GOAL —
Would you copy out the whole listing exactly as given?

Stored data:
━━━━━━━━━━━━━━━━
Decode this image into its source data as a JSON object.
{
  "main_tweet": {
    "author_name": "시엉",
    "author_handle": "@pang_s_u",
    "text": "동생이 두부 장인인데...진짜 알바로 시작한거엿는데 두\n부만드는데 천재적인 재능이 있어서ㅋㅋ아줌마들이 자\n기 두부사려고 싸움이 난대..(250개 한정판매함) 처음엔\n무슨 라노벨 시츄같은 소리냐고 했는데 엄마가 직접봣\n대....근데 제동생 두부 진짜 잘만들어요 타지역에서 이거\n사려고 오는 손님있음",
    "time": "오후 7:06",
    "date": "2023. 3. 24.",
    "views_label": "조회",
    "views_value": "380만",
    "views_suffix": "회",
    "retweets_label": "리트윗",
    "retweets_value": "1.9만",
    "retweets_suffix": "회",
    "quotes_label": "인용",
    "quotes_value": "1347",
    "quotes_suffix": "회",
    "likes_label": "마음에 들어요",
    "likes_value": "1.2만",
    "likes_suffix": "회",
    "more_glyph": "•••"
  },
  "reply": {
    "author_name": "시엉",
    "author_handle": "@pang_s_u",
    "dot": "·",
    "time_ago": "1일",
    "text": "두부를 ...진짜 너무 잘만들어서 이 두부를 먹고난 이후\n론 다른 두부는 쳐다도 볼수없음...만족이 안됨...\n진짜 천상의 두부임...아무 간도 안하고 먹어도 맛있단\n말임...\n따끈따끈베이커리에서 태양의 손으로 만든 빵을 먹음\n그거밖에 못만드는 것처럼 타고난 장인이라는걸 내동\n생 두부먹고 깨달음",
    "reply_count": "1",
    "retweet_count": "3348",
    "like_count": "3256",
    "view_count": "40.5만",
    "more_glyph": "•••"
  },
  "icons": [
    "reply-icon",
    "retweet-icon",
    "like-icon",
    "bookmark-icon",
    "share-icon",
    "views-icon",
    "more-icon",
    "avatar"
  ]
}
━━━━━━━━━━━━━━━━
CORRECT ANSWER —
Decode this image into its source data as a JSON object.
{
  "main_tweet": {
    "author_name": "시엉",
    "author_handle": "@pang_s_u",
    "text": "동생이 두부 장인인데...진짜 알바로 시작한거엿는데 두\n부만드는데 천재적인 재능이 있어서ㅋㅋ아줌마들이 자\n기 두부사려고 싸움이 난대..(250개 한정판매함) 처음엔\n무슨 라노벨 시츄같은 소리냐고 했는데 엄마가 직접봣\n대....근데 제동생 두부 진짜 잘만들어요 타지역에서 이거\n사려고 오는 손님있음",
    "time": "오후 7:06",
    "date": "2023. 3. 24.",
    "views_label": "조회",
    "views_value": "380만",
    "views_suffix": "회",
    "retweets_label": "리트윗",
    "retweets_value": "1.9만",
    "retweets_suffix": "회",
    "quotes_label": "인용",
    "quotes_value": "1347",
    "quotes_suffix": "회",
    "likes_label": "마음에 들어요",
    "likes_value": "1.2만",
    "likes_suffix": "회",
    "more_glyph": "•••"
  },
  "reply": {
    "author_name": "시엉",
    "author_handle": "@pang_s_u",
    "dot": "·",
    "time_ago": "1일",
    "text": "두부를 ...진짜 너무 잘만들어서 이 두부를 먹고난 이후\n론 다른 두부는 쳐다도 볼수없음...만족이 안됨...\n진짜 천상의 두부임...아무 간도 안하고 먹어도 맛있단\n말임...\n따끈따끈베이커리에서 태양의 손으로 만든 빵을 먹음\n그거밖에 못만드는 것처럼 타고난 장인이라는걸 내동\n생 두부먹고 깨달음",
    "reply_count": "1",
    "retweet_count": "3348",
    "like_count": "3256",
    "view_count": "40.5만",
    "more_glyph": "•••"
  },
  "icons": [
    "reply-icon",
    "retweet-icon",
    "like-icon",
    "bookmark-icon",
    "share-icon",
    "views-icon",
    "more-icon",
    "avatar"
  ]
}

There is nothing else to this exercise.